#### Provided passage ####


    Worst of all, the most innovative and daring aspects of their ISA seem to have disappeared in the last iteration of news about them. I don't know how much appetite there is for another "me too" ISA, these days. RISC-V seems to be consuming all the oxygen for "the next big thing", while LoongArch and ELBRUS are probably both just floating along on Chinese government funding.

    More troubling is that I don't see any news of them contributing patches towards Linux support. They seem to be focusing on FreeBSD, which is going to seriously limit their market.
  • bit_user
    Looking at their website, their last Blog entry is dated June 2022.

    The specs claim their CPUs provide "Out-of-Order, 4 instructions per clock", which is old hat. They also claim x86, ARM, and RISC-V "support", which probably means JIT translation, like Apple's Rosetta 2. So, we're basically looking at a core with the same dispatch rate per clock as Sandybridge (from 12 years ago) and the added tax of emulation/translation. That's going to get trashed on general-purpose workloads by AMD's Begamo and Intel's Sierra Forest.

    When it comes to AI/Deep learning, they claim 2x 1024-bit vector units per core. Golden Cove (server) and Zen 4 are both at about 1536 bits of total vector execution width, per core. So, not a huge advantage, and it still remains to be seen what their issue rate, latency, and how rich those instructions are.

#### Provided material ####

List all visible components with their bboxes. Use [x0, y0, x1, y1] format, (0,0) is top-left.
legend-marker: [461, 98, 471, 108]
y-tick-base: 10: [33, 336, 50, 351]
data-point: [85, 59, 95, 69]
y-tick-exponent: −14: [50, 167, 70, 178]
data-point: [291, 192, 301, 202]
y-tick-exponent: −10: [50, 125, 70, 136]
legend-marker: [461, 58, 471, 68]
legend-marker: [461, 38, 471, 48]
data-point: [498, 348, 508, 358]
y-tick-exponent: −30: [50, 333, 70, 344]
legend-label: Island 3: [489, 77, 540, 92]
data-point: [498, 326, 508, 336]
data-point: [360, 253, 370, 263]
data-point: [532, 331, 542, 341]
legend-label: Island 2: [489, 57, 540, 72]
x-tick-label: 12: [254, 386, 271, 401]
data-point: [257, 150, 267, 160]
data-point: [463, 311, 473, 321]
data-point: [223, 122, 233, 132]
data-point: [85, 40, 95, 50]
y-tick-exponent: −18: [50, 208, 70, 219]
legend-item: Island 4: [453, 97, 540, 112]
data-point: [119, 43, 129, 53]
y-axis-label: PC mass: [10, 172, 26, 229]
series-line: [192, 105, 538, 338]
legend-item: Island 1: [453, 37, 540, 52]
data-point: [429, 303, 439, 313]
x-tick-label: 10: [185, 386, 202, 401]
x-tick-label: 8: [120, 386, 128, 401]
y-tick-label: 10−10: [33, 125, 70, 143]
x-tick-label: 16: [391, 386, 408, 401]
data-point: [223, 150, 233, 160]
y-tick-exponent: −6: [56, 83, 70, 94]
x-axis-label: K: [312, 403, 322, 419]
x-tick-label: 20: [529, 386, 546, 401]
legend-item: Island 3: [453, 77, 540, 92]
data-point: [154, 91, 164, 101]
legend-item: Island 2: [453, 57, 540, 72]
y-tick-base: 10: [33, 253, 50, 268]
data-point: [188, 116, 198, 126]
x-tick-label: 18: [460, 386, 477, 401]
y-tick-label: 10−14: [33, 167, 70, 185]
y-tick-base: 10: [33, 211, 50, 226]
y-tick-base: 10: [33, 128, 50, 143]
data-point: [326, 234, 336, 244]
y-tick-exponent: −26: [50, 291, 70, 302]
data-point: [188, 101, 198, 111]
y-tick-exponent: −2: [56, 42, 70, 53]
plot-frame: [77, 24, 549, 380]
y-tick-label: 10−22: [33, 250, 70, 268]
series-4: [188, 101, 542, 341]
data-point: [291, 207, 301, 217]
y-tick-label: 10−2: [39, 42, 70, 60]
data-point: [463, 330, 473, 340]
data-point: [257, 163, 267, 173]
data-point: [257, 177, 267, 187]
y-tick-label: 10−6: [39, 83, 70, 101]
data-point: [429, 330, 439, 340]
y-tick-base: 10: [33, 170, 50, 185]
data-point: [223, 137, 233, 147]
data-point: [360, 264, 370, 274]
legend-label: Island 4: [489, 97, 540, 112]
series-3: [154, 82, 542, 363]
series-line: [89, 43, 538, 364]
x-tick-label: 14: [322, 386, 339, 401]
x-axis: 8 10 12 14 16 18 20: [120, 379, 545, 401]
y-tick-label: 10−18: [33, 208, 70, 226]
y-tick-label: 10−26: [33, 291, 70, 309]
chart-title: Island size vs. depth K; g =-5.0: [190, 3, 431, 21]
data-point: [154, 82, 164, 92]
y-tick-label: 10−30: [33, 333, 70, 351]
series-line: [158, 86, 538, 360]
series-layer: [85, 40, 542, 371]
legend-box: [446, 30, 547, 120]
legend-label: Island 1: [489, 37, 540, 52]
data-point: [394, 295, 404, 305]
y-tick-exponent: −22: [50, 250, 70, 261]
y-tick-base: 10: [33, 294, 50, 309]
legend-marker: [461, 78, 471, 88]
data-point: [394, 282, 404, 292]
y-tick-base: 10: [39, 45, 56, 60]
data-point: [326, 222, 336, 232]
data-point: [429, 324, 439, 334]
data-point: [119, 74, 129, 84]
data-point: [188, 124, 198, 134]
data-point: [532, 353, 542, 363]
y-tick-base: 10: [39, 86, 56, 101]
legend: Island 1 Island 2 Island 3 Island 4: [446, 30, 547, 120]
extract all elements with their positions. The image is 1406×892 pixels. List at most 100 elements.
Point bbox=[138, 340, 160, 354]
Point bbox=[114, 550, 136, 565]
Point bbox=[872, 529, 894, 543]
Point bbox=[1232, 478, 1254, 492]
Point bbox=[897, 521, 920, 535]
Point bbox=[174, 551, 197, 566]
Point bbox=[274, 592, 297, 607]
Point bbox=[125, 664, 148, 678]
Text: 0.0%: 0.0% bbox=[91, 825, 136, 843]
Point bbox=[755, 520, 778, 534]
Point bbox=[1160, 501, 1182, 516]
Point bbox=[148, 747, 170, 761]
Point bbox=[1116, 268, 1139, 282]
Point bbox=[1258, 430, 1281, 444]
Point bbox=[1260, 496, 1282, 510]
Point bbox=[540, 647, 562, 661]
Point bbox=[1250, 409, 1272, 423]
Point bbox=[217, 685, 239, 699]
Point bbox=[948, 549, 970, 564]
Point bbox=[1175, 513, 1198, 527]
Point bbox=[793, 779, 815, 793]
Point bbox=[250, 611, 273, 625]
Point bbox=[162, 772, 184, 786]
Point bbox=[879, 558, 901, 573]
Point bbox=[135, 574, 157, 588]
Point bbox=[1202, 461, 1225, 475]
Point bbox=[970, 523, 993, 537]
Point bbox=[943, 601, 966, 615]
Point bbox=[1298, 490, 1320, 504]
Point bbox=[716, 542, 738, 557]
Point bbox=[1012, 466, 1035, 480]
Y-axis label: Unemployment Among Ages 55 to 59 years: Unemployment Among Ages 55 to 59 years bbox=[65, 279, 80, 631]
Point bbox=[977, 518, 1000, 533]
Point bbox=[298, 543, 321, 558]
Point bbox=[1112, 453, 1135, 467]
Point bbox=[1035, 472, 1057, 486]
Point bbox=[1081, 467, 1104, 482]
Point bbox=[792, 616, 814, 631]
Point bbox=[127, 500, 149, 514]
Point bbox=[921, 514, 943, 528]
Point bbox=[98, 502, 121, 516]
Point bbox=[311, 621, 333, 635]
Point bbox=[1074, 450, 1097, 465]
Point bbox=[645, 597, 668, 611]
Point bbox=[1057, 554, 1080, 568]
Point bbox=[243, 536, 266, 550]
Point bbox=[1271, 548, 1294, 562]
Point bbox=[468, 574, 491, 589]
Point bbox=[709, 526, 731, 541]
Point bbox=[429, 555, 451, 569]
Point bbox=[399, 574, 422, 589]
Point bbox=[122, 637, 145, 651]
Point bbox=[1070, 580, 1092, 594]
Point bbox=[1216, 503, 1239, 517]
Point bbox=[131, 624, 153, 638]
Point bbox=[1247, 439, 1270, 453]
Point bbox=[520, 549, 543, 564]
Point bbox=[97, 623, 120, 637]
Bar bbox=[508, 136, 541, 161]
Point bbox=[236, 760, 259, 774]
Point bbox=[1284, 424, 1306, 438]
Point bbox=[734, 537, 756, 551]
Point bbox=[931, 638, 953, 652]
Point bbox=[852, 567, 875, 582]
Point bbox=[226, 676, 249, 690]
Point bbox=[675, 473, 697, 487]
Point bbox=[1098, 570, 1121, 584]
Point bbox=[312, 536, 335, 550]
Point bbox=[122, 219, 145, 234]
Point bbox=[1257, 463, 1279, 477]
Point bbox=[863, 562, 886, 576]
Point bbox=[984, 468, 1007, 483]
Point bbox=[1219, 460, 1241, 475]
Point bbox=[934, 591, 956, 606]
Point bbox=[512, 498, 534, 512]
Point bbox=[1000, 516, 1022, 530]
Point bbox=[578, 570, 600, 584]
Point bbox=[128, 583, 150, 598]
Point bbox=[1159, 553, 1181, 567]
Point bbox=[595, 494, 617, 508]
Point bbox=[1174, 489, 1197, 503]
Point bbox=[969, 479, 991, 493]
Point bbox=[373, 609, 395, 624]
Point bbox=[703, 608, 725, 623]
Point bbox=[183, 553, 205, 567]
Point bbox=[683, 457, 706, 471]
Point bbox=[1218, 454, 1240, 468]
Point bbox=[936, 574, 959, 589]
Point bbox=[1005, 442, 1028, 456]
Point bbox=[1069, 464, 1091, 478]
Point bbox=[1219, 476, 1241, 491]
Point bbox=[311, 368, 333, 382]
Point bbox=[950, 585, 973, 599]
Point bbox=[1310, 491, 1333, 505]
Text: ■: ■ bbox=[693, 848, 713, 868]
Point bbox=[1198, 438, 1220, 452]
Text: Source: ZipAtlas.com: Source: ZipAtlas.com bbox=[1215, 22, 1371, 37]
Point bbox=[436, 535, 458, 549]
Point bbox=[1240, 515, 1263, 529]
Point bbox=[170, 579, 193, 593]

####

Aim of the task ->
Pick up the forum discussion of the CPU maker's instruction set after its last sentence and continue it.

Answer for this exercise ->
    Next, it seems to have a rather paltry 1 MiB of L2 + L3 cache per core. Compare that to 5 MiB per core in regular Genoa and about 2 MB per core in Sapphire Rapids. AMD's 3D Vcache has shown us how sensitive some workloads are to cache.

    Finally, they tout a 4096-bit matrix processor per core, which I think is approximately half of Intel's AMX, though I wouldn't be surprised if it supported a wider variety of operations. For deep learning, Sapphire Rapids gains a lot from its optional HBM. Prodigy's 16-channel DDR5-7200 might be nearly comparable in bandwidth, but that also means surpassing Intel's performance is probably unlikely.
    The 4096-bit matrix processor is mentioned on the spec sheet of the older, 48-core model:
    gg83 said:
    As more compute specific cores are being added to SoCs, I find it hard to believe this approach of universal cores will work. I hope they do work though.
    Since Intel added AMX, Sapphire Rapids is every bit as "universal" as theirs.

    I think your skepticism is well-founded. Increasingly, people are going to be using special-purpose accelerators for AI workloads, due to not only the performance but also the efficiency benefits.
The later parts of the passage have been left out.